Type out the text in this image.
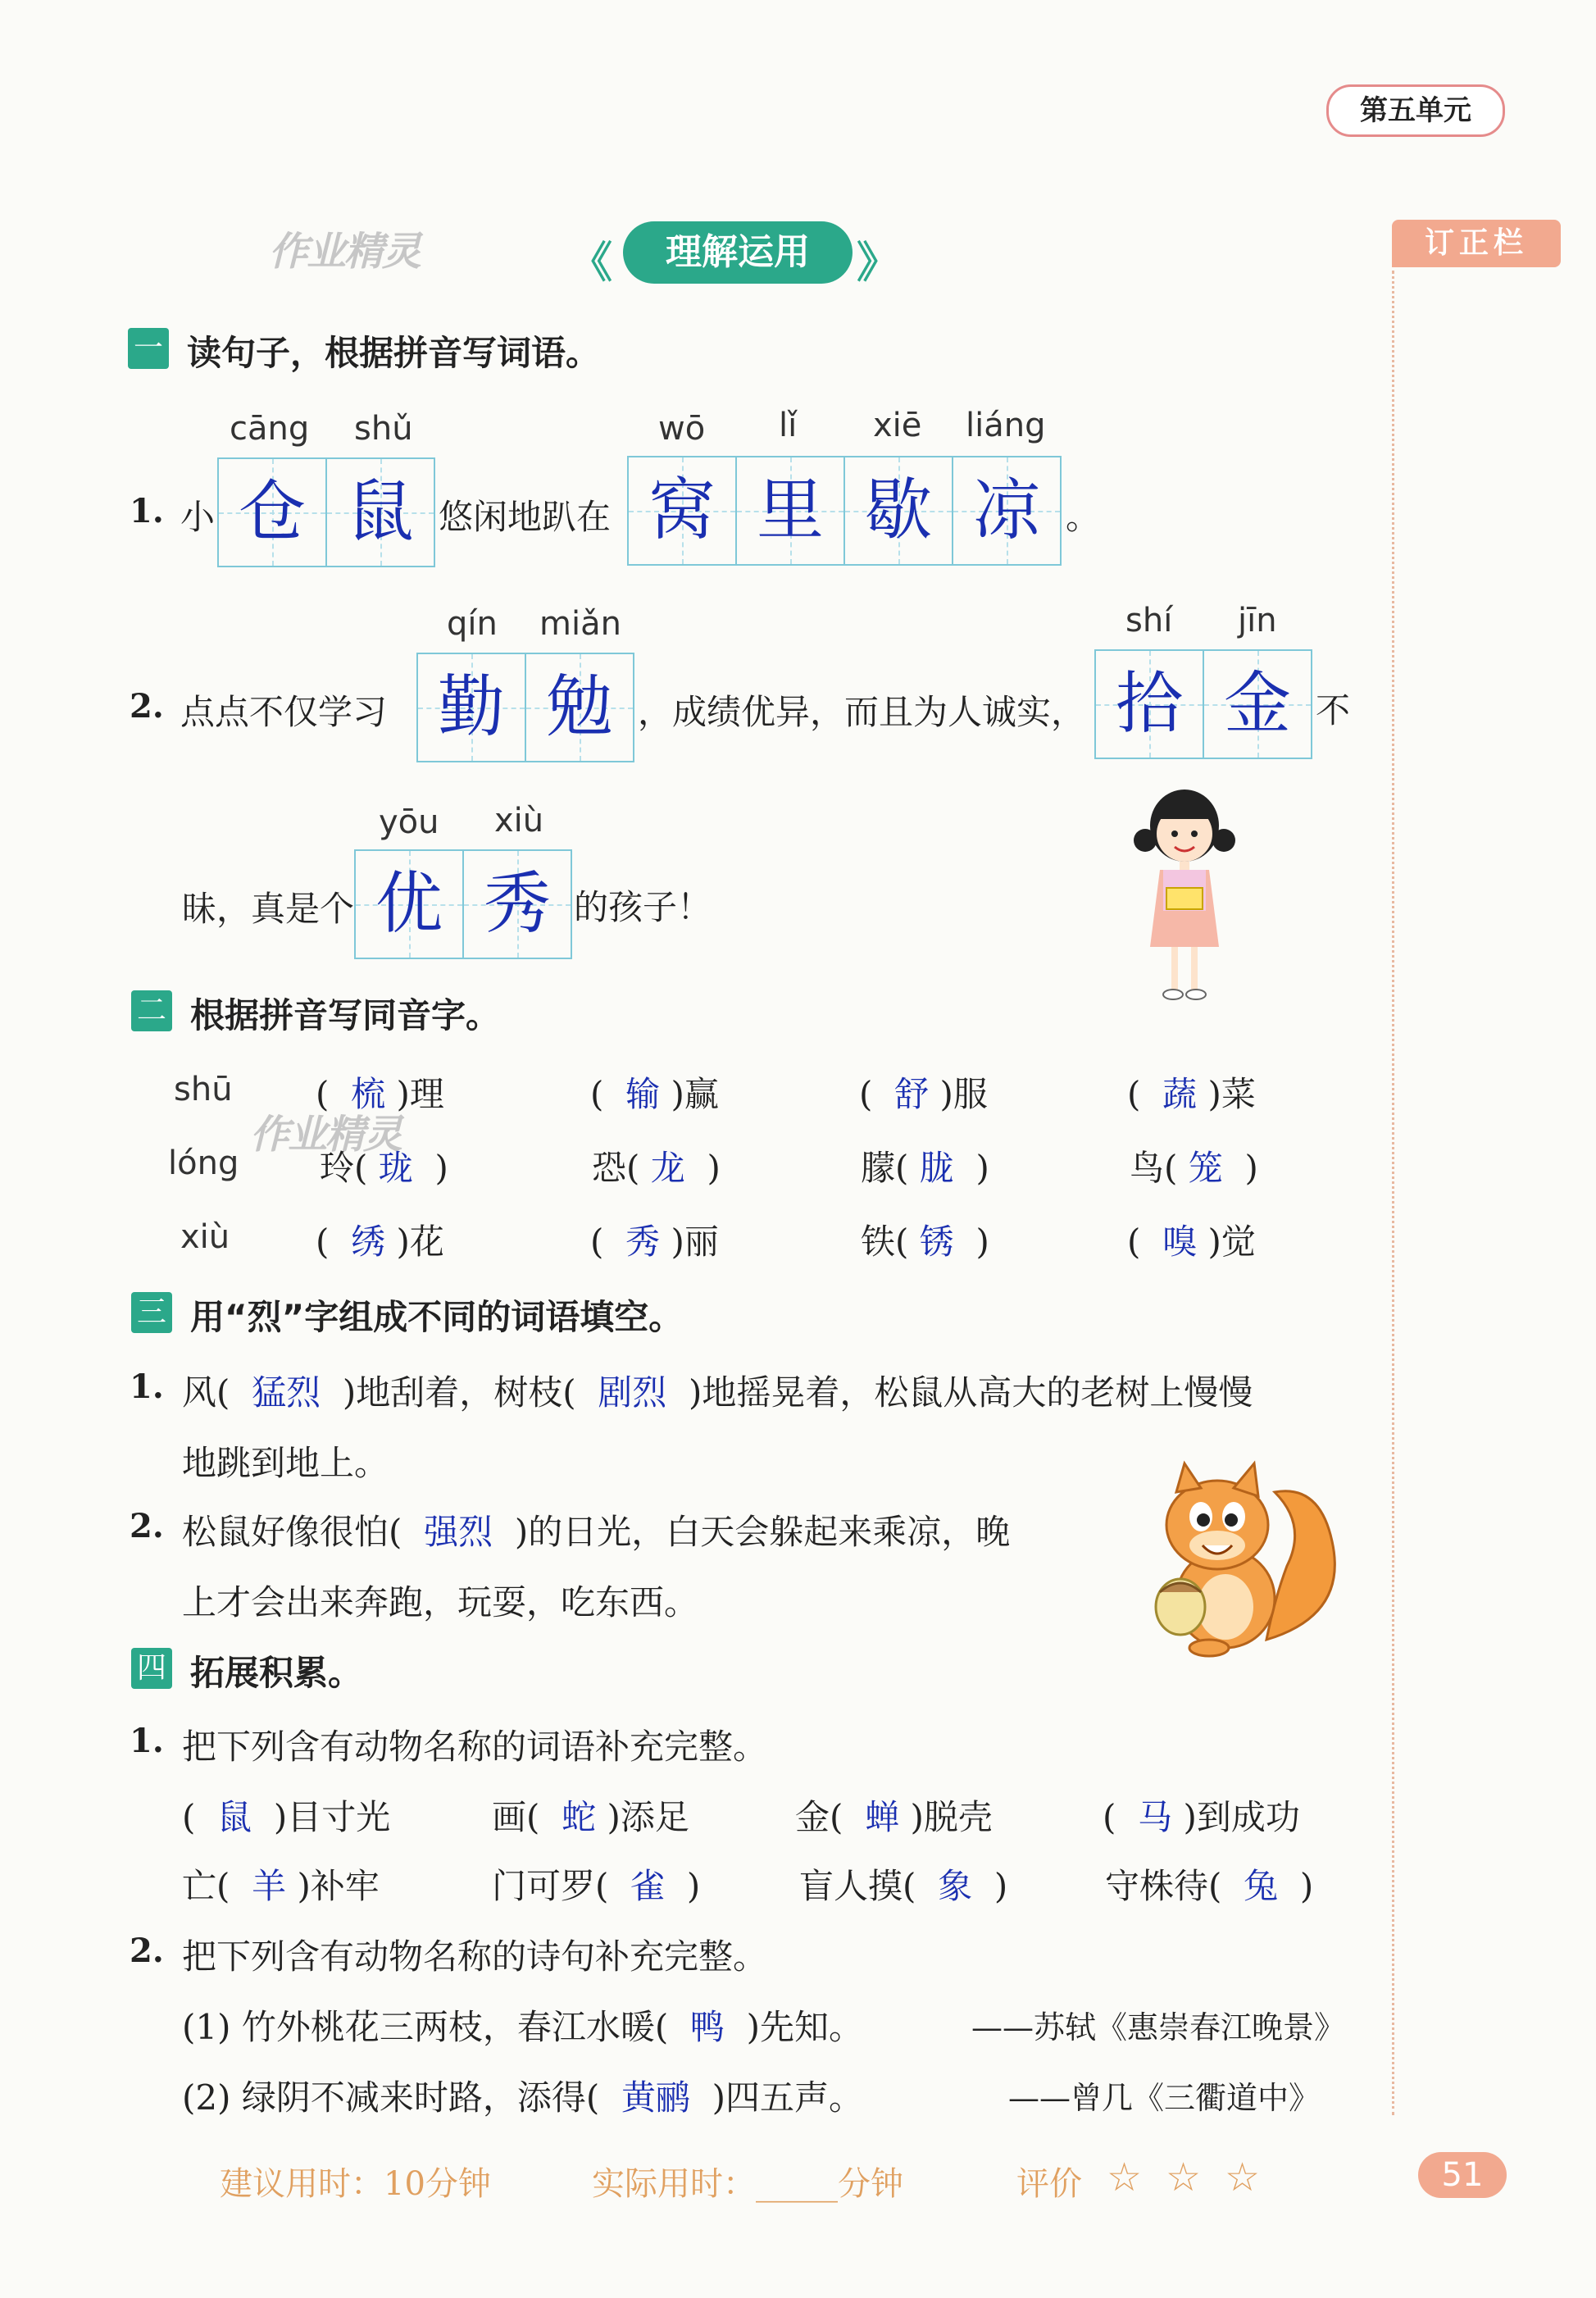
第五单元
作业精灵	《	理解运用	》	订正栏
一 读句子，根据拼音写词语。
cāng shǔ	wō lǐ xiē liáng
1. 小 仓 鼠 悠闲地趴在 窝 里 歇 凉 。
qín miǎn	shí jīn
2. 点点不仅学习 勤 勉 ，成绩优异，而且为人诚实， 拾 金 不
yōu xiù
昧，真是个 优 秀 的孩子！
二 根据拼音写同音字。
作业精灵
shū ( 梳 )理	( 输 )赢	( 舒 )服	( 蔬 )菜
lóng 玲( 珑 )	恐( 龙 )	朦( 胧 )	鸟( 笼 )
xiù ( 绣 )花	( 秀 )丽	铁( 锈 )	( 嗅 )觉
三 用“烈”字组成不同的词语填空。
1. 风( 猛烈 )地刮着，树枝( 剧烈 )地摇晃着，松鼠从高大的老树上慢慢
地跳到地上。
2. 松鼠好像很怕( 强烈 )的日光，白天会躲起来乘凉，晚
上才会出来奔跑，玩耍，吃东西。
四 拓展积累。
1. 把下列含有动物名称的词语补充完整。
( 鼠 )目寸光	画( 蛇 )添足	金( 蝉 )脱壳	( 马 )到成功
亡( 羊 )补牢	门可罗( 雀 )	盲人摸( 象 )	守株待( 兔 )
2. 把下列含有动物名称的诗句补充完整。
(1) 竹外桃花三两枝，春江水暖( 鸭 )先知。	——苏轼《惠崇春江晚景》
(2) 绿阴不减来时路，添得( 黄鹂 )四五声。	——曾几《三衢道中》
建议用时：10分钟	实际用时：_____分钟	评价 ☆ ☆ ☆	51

EXERCISE. Write the entries above out again exactly, but not the pictures.

OUTPUT OF THE TASK.
Type out the text in this image.
第五单元
作业精灵	《	理解运用	》	订正栏
一 读句子，根据拼音写词语。
cāng shǔ	wō lǐ xiē liáng
1. 小 仓 鼠 悠闲地趴在 窝 里 歇 凉 。
qín miǎn	shí jīn
2. 点点不仅学习 勤 勉 ，成绩优异，而且为人诚实， 拾 金 不
yōu xiù
昧，真是个 优 秀 的孩子！
二 根据拼音写同音字。
作业精灵
shū ( 梳 )理	( 输 )赢	( 舒 )服	( 蔬 )菜
lóng 玲( 珑 )	恐( 龙 )	朦( 胧 )	鸟( 笼 )
xiù ( 绣 )花	( 秀 )丽	铁( 锈 )	( 嗅 )觉
三 用“烈”字组成不同的词语填空。
1. 风( 猛烈 )地刮着，树枝( 剧烈 )地摇晃着，松鼠从高大的老树上慢慢
地跳到地上。
2. 松鼠好像很怕( 强烈 )的日光，白天会躲起来乘凉，晚
上才会出来奔跑，玩耍，吃东西。
四 拓展积累。
1. 把下列含有动物名称的词语补充完整。
( 鼠 )目寸光	画( 蛇 )添足	金( 蝉 )脱壳	( 马 )到成功
亡( 羊 )补牢	门可罗( 雀 )	盲人摸( 象 )	守株待( 兔 )
2. 把下列含有动物名称的诗句补充完整。
(1) 竹外桃花三两枝，春江水暖( 鸭 )先知。	——苏轼《惠崇春江晚景》
(2) 绿阴不减来时路，添得( 黄鹂 )四五声。	——曾几《三衢道中》
建议用时：10分钟	实际用时：_____分钟	评价 ☆ ☆ ☆	51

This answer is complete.